_Goal_. An exact copy of the records is required, minus the pictures they hold.

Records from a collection
*****

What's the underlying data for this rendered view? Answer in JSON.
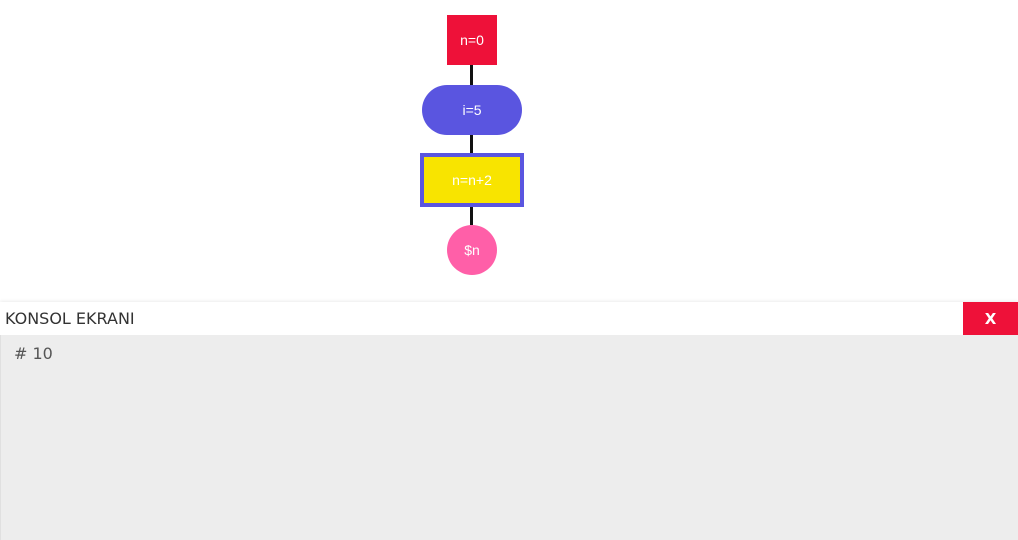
{
  "flowchart": {
    "nodes": [
      {
        "id": "start",
        "label": "n=0",
        "shape": "square",
        "color": "#ee1139"
      },
      {
        "id": "loop",
        "label": "i=5",
        "shape": "pill",
        "color": "#5a55e0"
      },
      {
        "id": "process",
        "label": "n=n+2",
        "shape": "rectangle",
        "color": "#f8e400",
        "border_color": "#5a55e0",
        "selected": true
      },
      {
        "id": "output",
        "label": "$n",
        "shape": "circle",
        "color": "#ff5fa8"
      }
    ],
    "edge_color": "#111111"
  },
  "console": {
    "title": "KONSOL EKRANI",
    "close_label": "X",
    "close_color": "#ee1139",
    "lines": [
      "# 10"
    ]
  }
}
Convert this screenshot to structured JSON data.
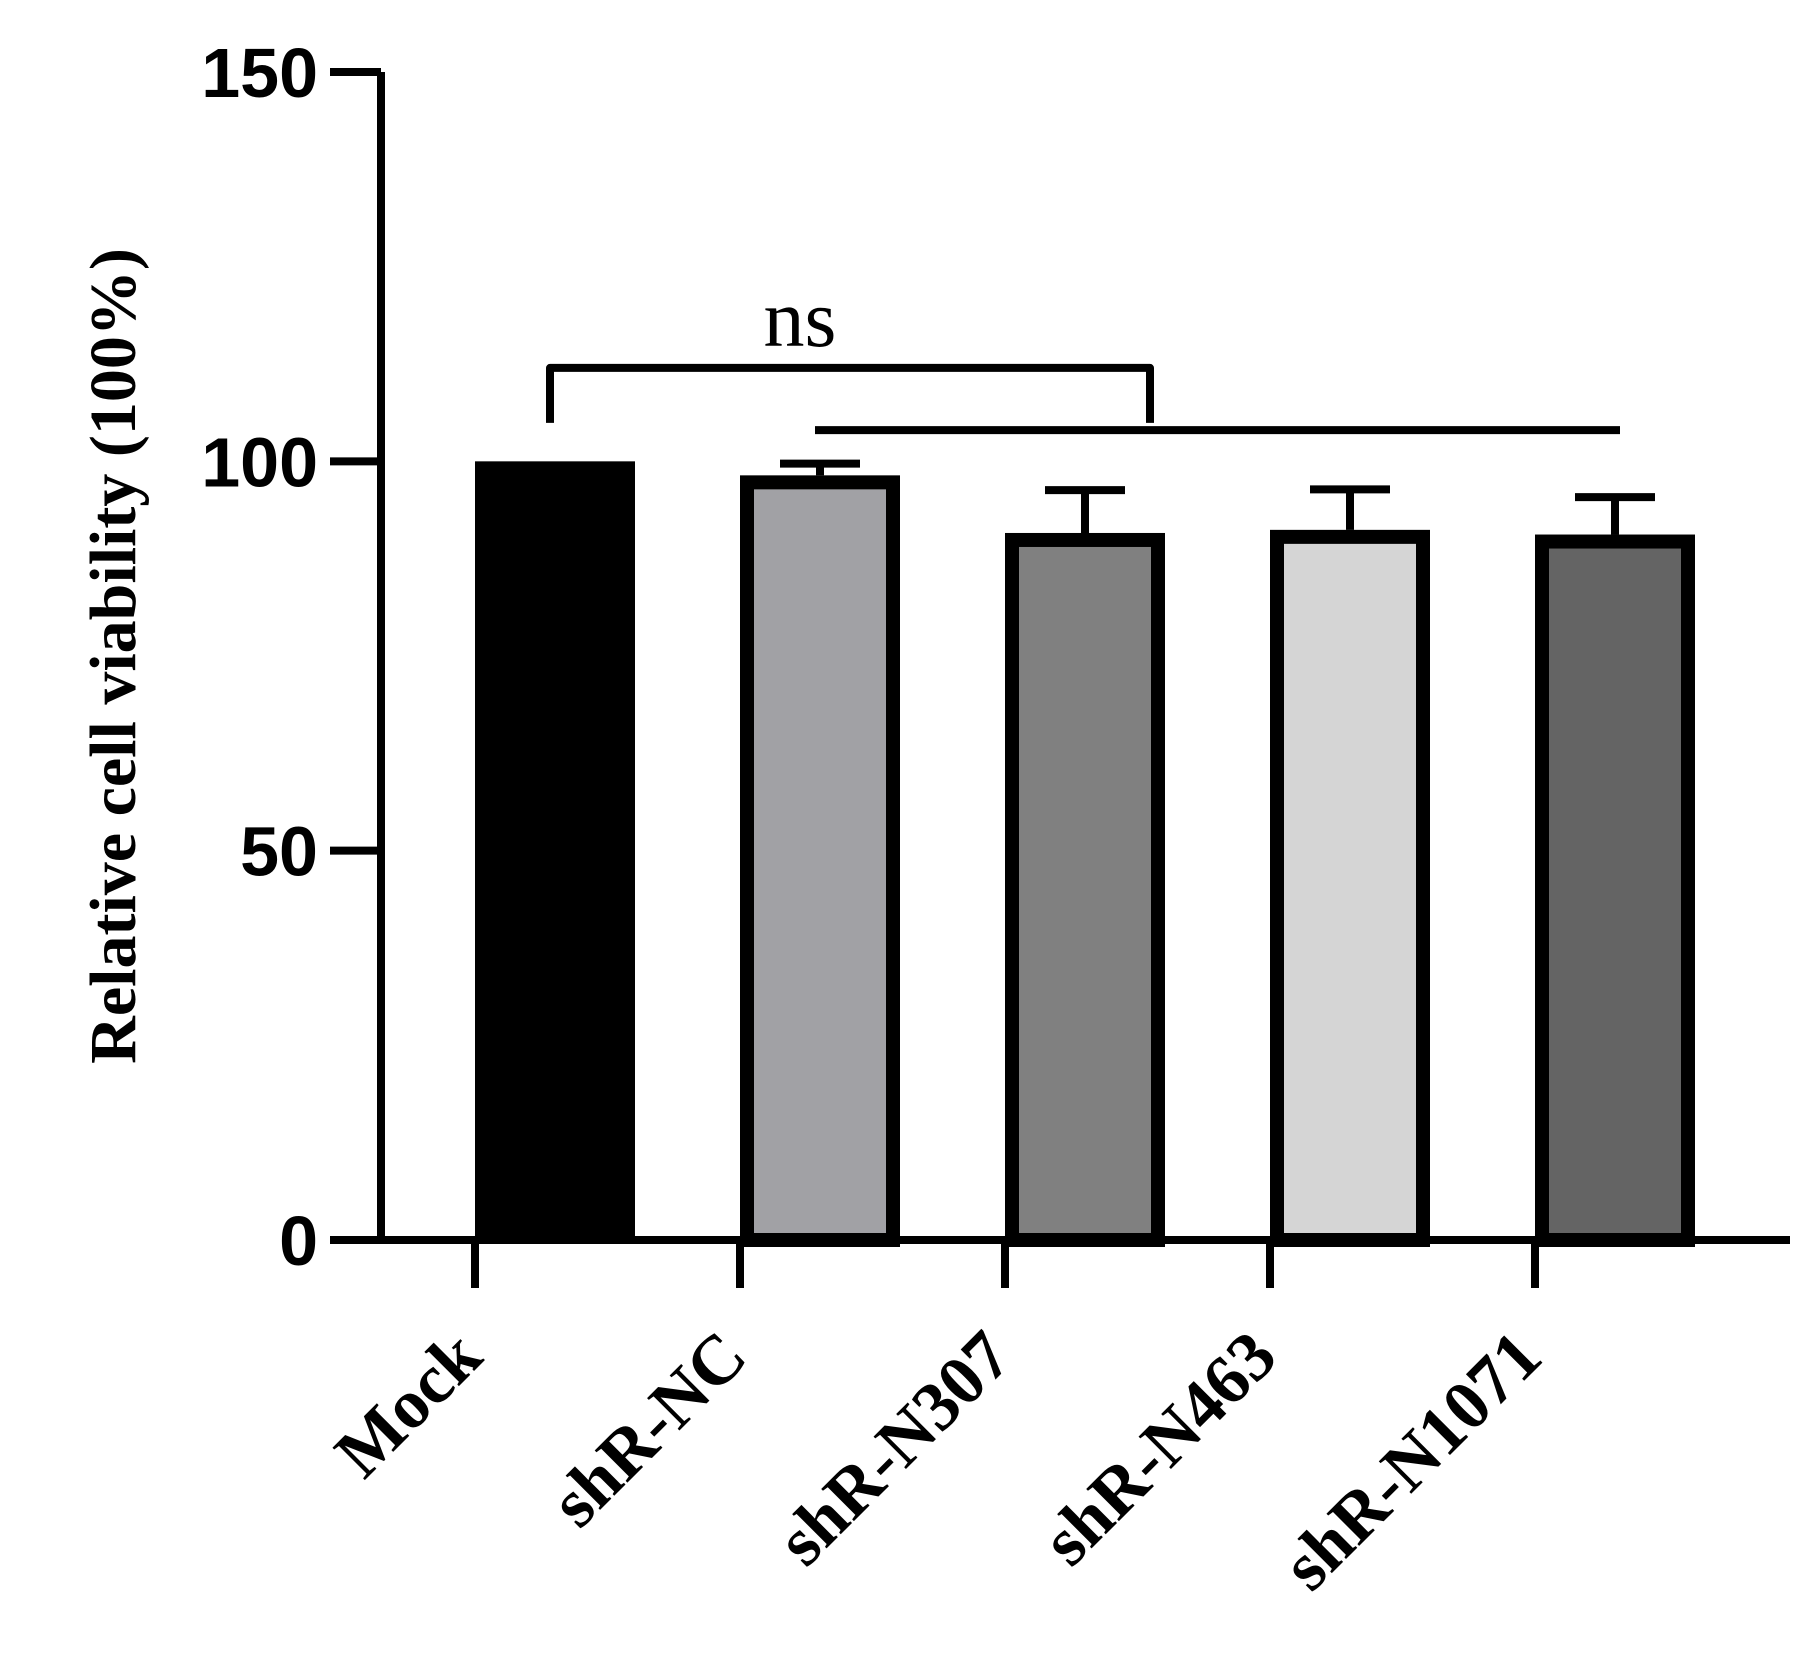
{
  "chart_data": {
    "type": "bar",
    "ylabel": "Relative cell viability (100%)",
    "ylim": [
      0,
      150
    ],
    "yticks": [
      "0",
      "50",
      "100",
      "150"
    ],
    "grid": false,
    "categories": [
      "Mock",
      "shR-NC",
      "shR-N307",
      "shR-N463",
      "shR-N1071"
    ],
    "values": [
      100,
      98.2,
      90.8,
      91.2,
      90.6
    ],
    "errors": [
      0,
      1.5,
      5.5,
      5.2,
      4.8
    ],
    "colors": [
      "#000000",
      "#a1a1a5",
      "#808080",
      "#d5d5d5",
      "#646464"
    ],
    "annotations": [
      {
        "text": "ns",
        "type": "bracket",
        "from": "Mock",
        "to": "shR-N307",
        "level": 112
      },
      {
        "text": "",
        "type": "line",
        "from": "shR-NC",
        "to": "shR-N1071",
        "level": 104
      }
    ]
  }
}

*****

_Completed task_.
What's the underlying data for this rendered view? Answer in JSON.
{
  "flowchart": {
    "nodes": [
      {
        "id": "start",
        "label": "n=0",
        "shape": "square",
        "color": "#ee1139"
      },
      {
        "id": "loop",
        "label": "i=5",
        "shape": "pill",
        "color": "#5a55e0"
      },
      {
        "id": "process",
        "label": "n=n+2",
        "shape": "rectangle",
        "color": "#f8e400",
        "border_color": "#5a55e0",
        "selected": true
      },
      {
        "id": "output",
        "label": "$n",
        "shape": "circle",
        "color": "#ff5fa8"
      }
    ],
    "edge_color": "#111111"
  },
  "console": {
    "title": "KONSOL EKRANI",
    "close_label": "X",
    "close_color": "#ee1139",
    "lines": [
      "# 10"
    ]
  }
}
Convert this screenshot to structured JSON data.
{
  "chart_data": {
    "type": "bar",
    "ylabel": "Relative cell viability (100%)",
    "ylim": [
      0,
      150
    ],
    "yticks": [
      "0",
      "50",
      "100",
      "150"
    ],
    "grid": false,
    "categories": [
      "Mock",
      "shR-NC",
      "shR-N307",
      "shR-N463",
      "shR-N1071"
    ],
    "values": [
      100,
      98.2,
      90.8,
      91.2,
      90.6
    ],
    "errors": [
      0,
      1.5,
      5.5,
      5.2,
      4.8
    ],
    "colors": [
      "#000000",
      "#a1a1a5",
      "#808080",
      "#d5d5d5",
      "#646464"
    ],
    "annotations": [
      {
        "text": "ns",
        "type": "bracket",
        "from": "Mock",
        "to": "shR-N307",
        "level": 112
      },
      {
        "text": "",
        "type": "line",
        "from": "shR-NC",
        "to": "shR-N1071",
        "level": 104
      }
    ]
  }
}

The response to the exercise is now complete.